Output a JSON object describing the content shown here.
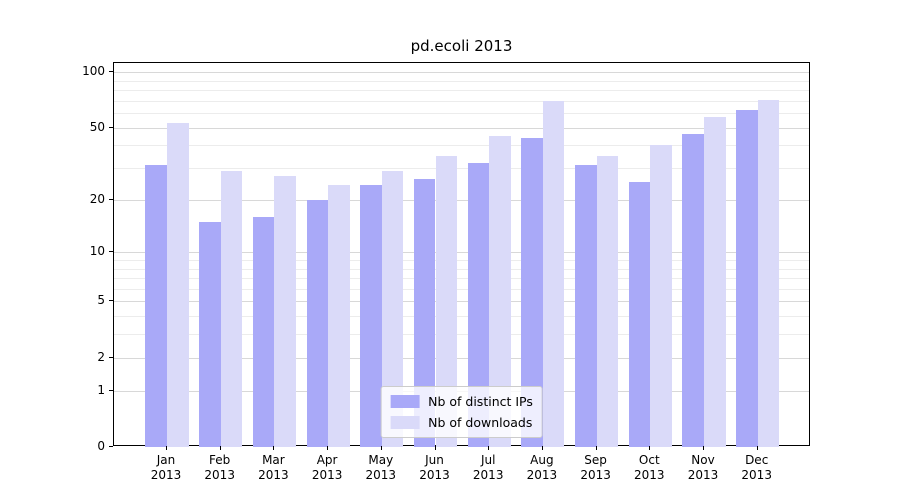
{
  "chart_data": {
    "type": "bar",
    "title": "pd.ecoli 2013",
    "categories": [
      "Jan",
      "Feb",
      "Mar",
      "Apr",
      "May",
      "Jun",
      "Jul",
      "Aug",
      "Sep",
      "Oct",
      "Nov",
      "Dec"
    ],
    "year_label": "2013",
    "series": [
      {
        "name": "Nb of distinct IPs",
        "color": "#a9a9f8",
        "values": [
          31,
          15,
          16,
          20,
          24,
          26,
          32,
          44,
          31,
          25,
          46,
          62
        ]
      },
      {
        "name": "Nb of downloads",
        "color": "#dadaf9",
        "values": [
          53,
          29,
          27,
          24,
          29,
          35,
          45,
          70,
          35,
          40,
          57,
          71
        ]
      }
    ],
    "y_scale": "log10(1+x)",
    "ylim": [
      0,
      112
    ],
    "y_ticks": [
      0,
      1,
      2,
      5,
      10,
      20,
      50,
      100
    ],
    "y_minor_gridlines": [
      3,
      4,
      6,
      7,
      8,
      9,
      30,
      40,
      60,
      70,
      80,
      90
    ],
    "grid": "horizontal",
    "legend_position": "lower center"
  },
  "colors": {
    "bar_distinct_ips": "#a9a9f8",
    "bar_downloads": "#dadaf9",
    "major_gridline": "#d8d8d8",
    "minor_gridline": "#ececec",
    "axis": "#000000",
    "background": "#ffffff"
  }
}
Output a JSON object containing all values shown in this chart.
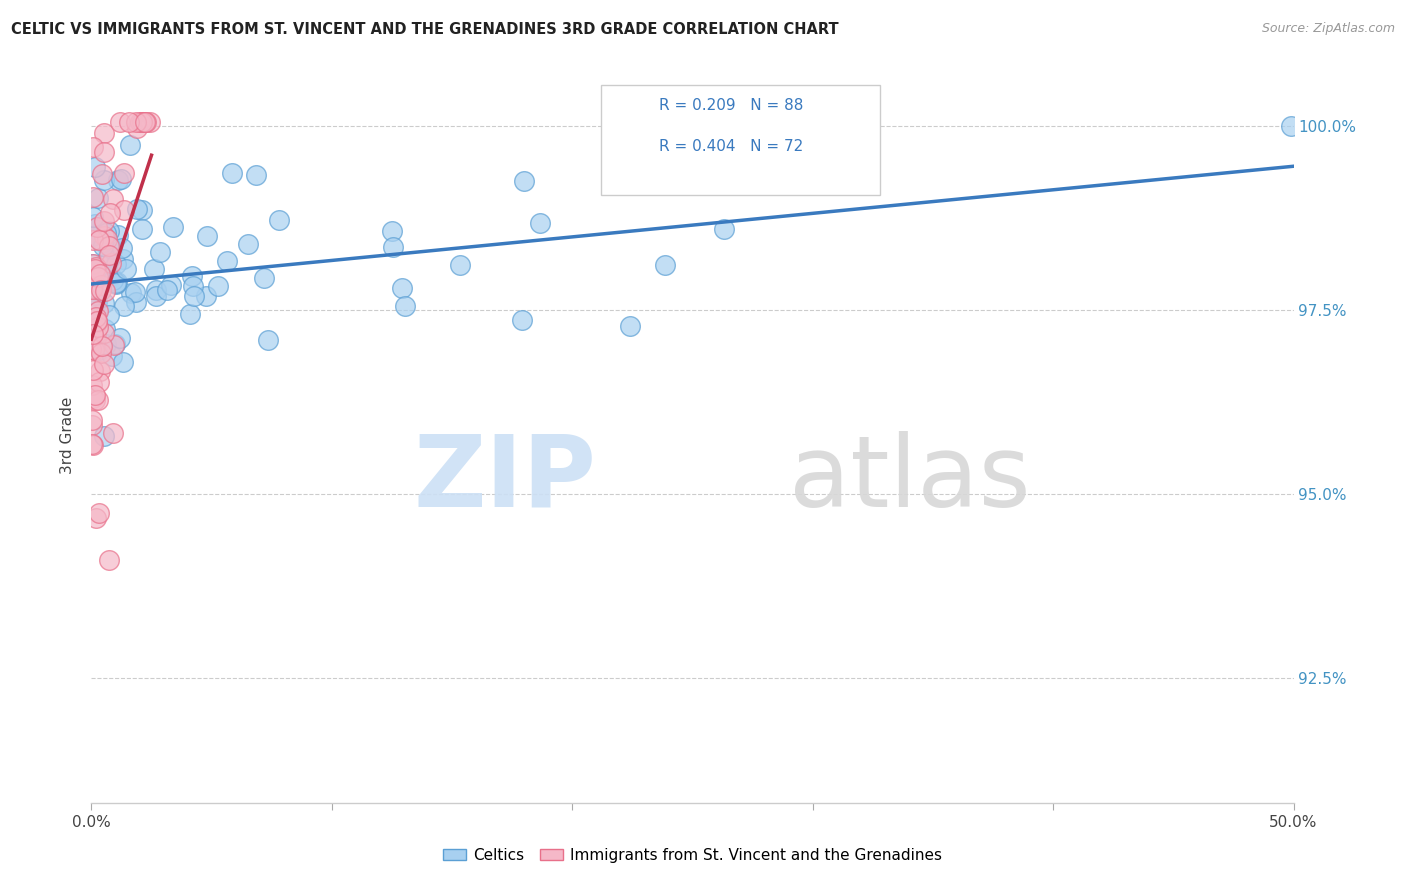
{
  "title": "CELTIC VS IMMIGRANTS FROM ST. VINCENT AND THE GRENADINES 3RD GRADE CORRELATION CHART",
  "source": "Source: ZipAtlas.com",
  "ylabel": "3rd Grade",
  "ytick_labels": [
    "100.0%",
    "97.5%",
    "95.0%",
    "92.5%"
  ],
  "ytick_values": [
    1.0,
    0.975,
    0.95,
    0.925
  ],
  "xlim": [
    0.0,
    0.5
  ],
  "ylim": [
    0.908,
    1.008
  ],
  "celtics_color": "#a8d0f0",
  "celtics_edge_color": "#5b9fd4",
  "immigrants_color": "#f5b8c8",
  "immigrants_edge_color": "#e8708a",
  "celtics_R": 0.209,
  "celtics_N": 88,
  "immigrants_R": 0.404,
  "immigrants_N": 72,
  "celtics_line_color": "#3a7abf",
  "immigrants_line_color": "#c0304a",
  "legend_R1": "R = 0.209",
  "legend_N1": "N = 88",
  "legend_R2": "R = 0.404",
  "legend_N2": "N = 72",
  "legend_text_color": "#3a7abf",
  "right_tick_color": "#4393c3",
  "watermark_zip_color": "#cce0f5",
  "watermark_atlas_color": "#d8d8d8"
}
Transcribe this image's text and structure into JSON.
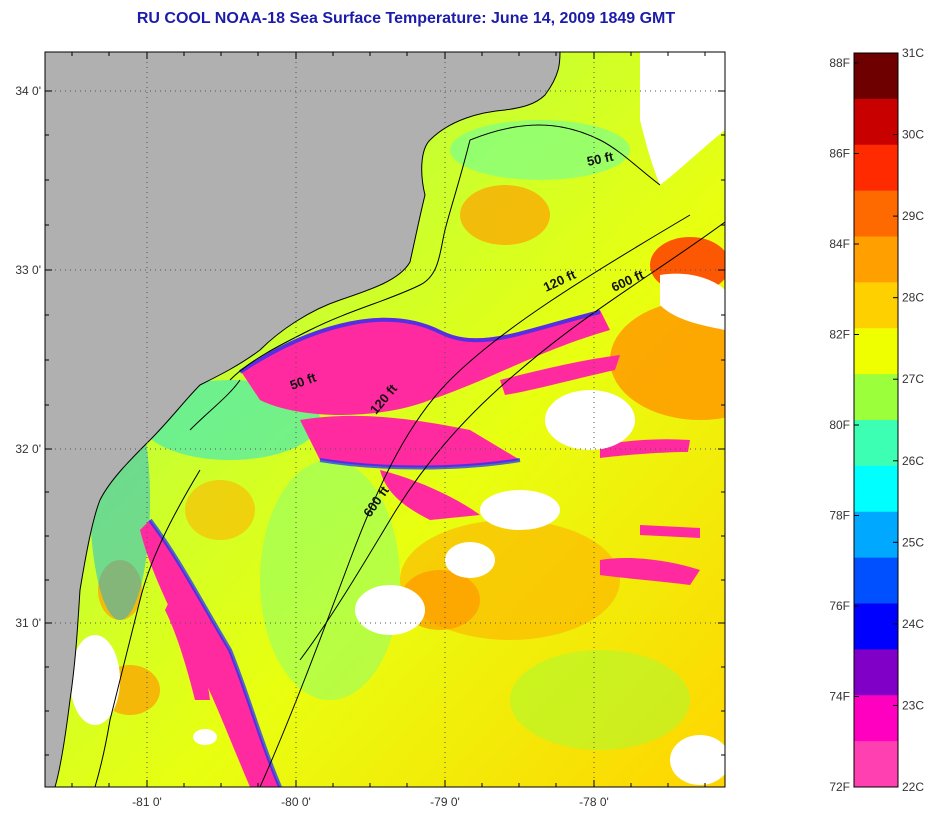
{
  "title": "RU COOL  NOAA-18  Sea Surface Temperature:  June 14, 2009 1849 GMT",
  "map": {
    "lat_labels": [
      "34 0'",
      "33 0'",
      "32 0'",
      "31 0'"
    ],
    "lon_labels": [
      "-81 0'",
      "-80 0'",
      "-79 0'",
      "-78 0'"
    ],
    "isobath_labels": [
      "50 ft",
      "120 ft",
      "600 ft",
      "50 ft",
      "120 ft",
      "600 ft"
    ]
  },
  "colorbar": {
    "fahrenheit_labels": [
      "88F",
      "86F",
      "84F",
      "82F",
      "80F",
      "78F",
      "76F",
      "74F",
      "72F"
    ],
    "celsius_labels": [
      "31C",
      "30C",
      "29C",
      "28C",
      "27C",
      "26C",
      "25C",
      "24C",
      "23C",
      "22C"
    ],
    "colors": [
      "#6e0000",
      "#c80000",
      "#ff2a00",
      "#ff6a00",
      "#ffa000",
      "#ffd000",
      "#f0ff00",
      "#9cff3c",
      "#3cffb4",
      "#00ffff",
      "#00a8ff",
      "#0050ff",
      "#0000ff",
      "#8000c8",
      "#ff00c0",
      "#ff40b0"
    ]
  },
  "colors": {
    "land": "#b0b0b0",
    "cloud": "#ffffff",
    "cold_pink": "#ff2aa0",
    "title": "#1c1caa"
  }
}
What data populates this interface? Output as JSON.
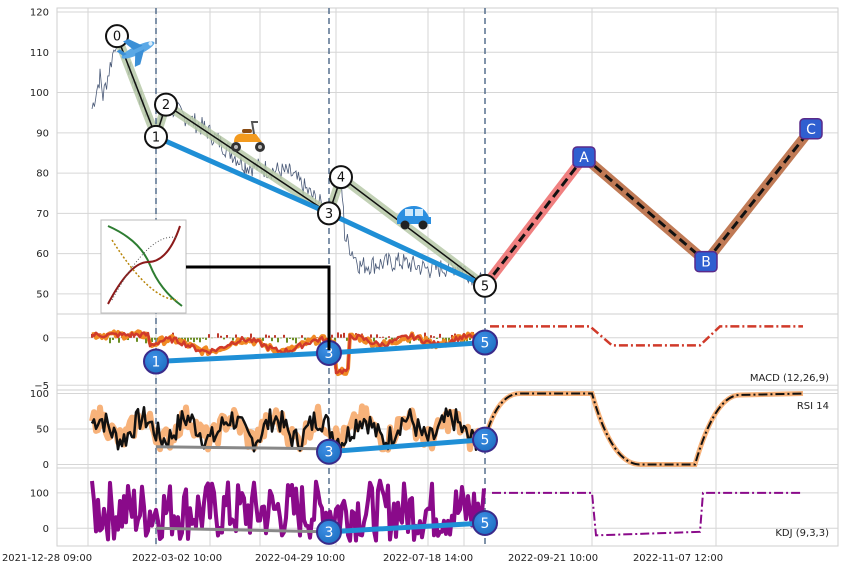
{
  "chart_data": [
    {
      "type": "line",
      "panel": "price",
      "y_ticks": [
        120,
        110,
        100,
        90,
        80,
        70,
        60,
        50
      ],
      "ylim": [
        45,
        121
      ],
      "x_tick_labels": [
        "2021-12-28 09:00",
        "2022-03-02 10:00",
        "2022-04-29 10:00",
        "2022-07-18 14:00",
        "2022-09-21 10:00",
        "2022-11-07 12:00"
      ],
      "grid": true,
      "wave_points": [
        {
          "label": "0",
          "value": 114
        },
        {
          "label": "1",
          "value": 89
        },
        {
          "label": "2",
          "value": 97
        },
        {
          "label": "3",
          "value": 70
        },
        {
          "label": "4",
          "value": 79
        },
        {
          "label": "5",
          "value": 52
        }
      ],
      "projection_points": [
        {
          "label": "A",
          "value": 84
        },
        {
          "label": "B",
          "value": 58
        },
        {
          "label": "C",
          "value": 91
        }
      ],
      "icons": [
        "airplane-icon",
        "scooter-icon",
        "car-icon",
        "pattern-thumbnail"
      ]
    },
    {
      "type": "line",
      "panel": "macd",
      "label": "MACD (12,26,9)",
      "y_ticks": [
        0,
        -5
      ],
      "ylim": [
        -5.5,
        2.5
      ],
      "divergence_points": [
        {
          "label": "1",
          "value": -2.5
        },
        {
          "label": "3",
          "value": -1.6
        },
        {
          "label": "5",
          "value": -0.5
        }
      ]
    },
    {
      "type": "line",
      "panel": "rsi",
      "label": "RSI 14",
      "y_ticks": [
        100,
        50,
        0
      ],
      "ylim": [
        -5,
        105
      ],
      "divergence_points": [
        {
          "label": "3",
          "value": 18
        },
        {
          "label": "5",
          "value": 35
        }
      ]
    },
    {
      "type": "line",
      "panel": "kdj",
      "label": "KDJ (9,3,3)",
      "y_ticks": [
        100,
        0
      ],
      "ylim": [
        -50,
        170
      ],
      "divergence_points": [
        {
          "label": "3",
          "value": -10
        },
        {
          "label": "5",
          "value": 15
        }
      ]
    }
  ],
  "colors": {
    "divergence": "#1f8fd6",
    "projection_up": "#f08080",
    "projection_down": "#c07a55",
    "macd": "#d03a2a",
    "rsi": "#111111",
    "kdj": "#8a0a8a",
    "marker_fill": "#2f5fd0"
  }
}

* Request: Retype every record above exactly as written, but leave out the pictures.

* Exercise solution:
Output a JSON object describing the content shown here.
{
  "chart_data": {
    "type": "bar",
    "title": "pd.ecoli 2013",
    "categories": [
      "Jan",
      "Feb",
      "Mar",
      "Apr",
      "May",
      "Jun",
      "Jul",
      "Aug",
      "Sep",
      "Oct",
      "Nov",
      "Dec"
    ],
    "year_label": "2013",
    "series": [
      {
        "name": "Nb of distinct IPs",
        "color": "#a9a9f8",
        "values": [
          31,
          15,
          16,
          20,
          24,
          26,
          32,
          44,
          31,
          25,
          46,
          62
        ]
      },
      {
        "name": "Nb of downloads",
        "color": "#dadaf9",
        "values": [
          53,
          29,
          27,
          24,
          29,
          35,
          45,
          70,
          35,
          40,
          57,
          71
        ]
      }
    ],
    "y_scale": "log10(1+x)",
    "ylim": [
      0,
      112
    ],
    "y_ticks": [
      0,
      1,
      2,
      5,
      10,
      20,
      50,
      100
    ],
    "y_minor_gridlines": [
      3,
      4,
      6,
      7,
      8,
      9,
      30,
      40,
      60,
      70,
      80,
      90
    ],
    "grid": "horizontal",
    "legend_position": "lower center"
  },
  "colors": {
    "bar_distinct_ips": "#a9a9f8",
    "bar_downloads": "#dadaf9",
    "major_gridline": "#d8d8d8",
    "minor_gridline": "#ececec",
    "axis": "#000000",
    "background": "#ffffff"
  }
}
Output a JSON object containing all values shown in this chart.
{
  "title": "CELTIC VS IMMIGRANTS FROM ST. VINCENT AND THE GRENADINES 3RD GRADE CORRELATION CHART",
  "source": "Source: ZipAtlas.com",
  "ylabel": "3rd Grade",
  "ytick_labels": [
    "100.0%",
    "97.5%",
    "95.0%",
    "92.5%"
  ],
  "ytick_values": [
    1.0,
    0.975,
    0.95,
    0.925
  ],
  "xlim": [
    0.0,
    0.5
  ],
  "ylim": [
    0.908,
    1.008
  ],
  "celtics_color": "#a8d0f0",
  "celtics_edge_color": "#5b9fd4",
  "immigrants_color": "#f5b8c8",
  "immigrants_edge_color": "#e8708a",
  "celtics_R": 0.209,
  "celtics_N": 88,
  "immigrants_R": 0.404,
  "immigrants_N": 72,
  "celtics_line_color": "#3a7abf",
  "immigrants_line_color": "#c0304a",
  "legend_R1": "R = 0.209",
  "legend_N1": "N = 88",
  "legend_R2": "R = 0.404",
  "legend_N2": "N = 72",
  "legend_text_color": "#3a7abf",
  "right_tick_color": "#4393c3",
  "watermark_zip_color": "#cce0f5",
  "watermark_atlas_color": "#d8d8d8"
}
Transcribe this image's text and structure into JSON.
{
  "title": "RU COOL  NOAA-18  Sea Surface Temperature:  June 14, 2009 1849 GMT",
  "map": {
    "lat_labels": [
      "34 0'",
      "33 0'",
      "32 0'",
      "31 0'"
    ],
    "lon_labels": [
      "-81 0'",
      "-80 0'",
      "-79 0'",
      "-78 0'"
    ],
    "isobath_labels": [
      "50 ft",
      "120 ft",
      "600 ft",
      "50 ft",
      "120 ft",
      "600 ft"
    ]
  },
  "colorbar": {
    "fahrenheit_labels": [
      "88F",
      "86F",
      "84F",
      "82F",
      "80F",
      "78F",
      "76F",
      "74F",
      "72F"
    ],
    "celsius_labels": [
      "31C",
      "30C",
      "29C",
      "28C",
      "27C",
      "26C",
      "25C",
      "24C",
      "23C",
      "22C"
    ],
    "colors": [
      "#6e0000",
      "#c80000",
      "#ff2a00",
      "#ff6a00",
      "#ffa000",
      "#ffd000",
      "#f0ff00",
      "#9cff3c",
      "#3cffb4",
      "#00ffff",
      "#00a8ff",
      "#0050ff",
      "#0000ff",
      "#8000c8",
      "#ff00c0",
      "#ff40b0"
    ]
  },
  "colors": {
    "land": "#b0b0b0",
    "cloud": "#ffffff",
    "cold_pink": "#ff2aa0",
    "title": "#1c1caa"
  }
}
What data populates this interface? Output as JSON.
{
  "chart_data": [
    {
      "type": "line",
      "panel": "price",
      "y_ticks": [
        120,
        110,
        100,
        90,
        80,
        70,
        60,
        50
      ],
      "ylim": [
        45,
        121
      ],
      "x_tick_labels": [
        "2021-12-28 09:00",
        "2022-03-02 10:00",
        "2022-04-29 10:00",
        "2022-07-18 14:00",
        "2022-09-21 10:00",
        "2022-11-07 12:00"
      ],
      "grid": true,
      "wave_points": [
        {
          "label": "0",
          "value": 114
        },
        {
          "label": "1",
          "value": 89
        },
        {
          "label": "2",
          "value": 97
        },
        {
          "label": "3",
          "value": 70
        },
        {
          "label": "4",
          "value": 79
        },
        {
          "label": "5",
          "value": 52
        }
      ],
      "projection_points": [
        {
          "label": "A",
          "value": 84
        },
        {
          "label": "B",
          "value": 58
        },
        {
          "label": "C",
          "value": 91
        }
      ],
      "icons": [
        "airplane-icon",
        "scooter-icon",
        "car-icon",
        "pattern-thumbnail"
      ]
    },
    {
      "type": "line",
      "panel": "macd",
      "label": "MACD (12,26,9)",
      "y_ticks": [
        0,
        -5
      ],
      "ylim": [
        -5.5,
        2.5
      ],
      "divergence_points": [
        {
          "label": "1",
          "value": -2.5
        },
        {
          "label": "3",
          "value": -1.6
        },
        {
          "label": "5",
          "value": -0.5
        }
      ]
    },
    {
      "type": "line",
      "panel": "rsi",
      "label": "RSI 14",
      "y_ticks": [
        100,
        50,
        0
      ],
      "ylim": [
        -5,
        105
      ],
      "divergence_points": [
        {
          "label": "3",
          "value": 18
        },
        {
          "label": "5",
          "value": 35
        }
      ]
    },
    {
      "type": "line",
      "panel": "kdj",
      "label": "KDJ (9,3,3)",
      "y_ticks": [
        100,
        0
      ],
      "ylim": [
        -50,
        170
      ],
      "divergence_points": [
        {
          "label": "3",
          "value": -10
        },
        {
          "label": "5",
          "value": 15
        }
      ]
    }
  ],
  "colors": {
    "divergence": "#1f8fd6",
    "projection_up": "#f08080",
    "projection_down": "#c07a55",
    "macd": "#d03a2a",
    "rsi": "#111111",
    "kdj": "#8a0a8a",
    "marker_fill": "#2f5fd0"
  }
}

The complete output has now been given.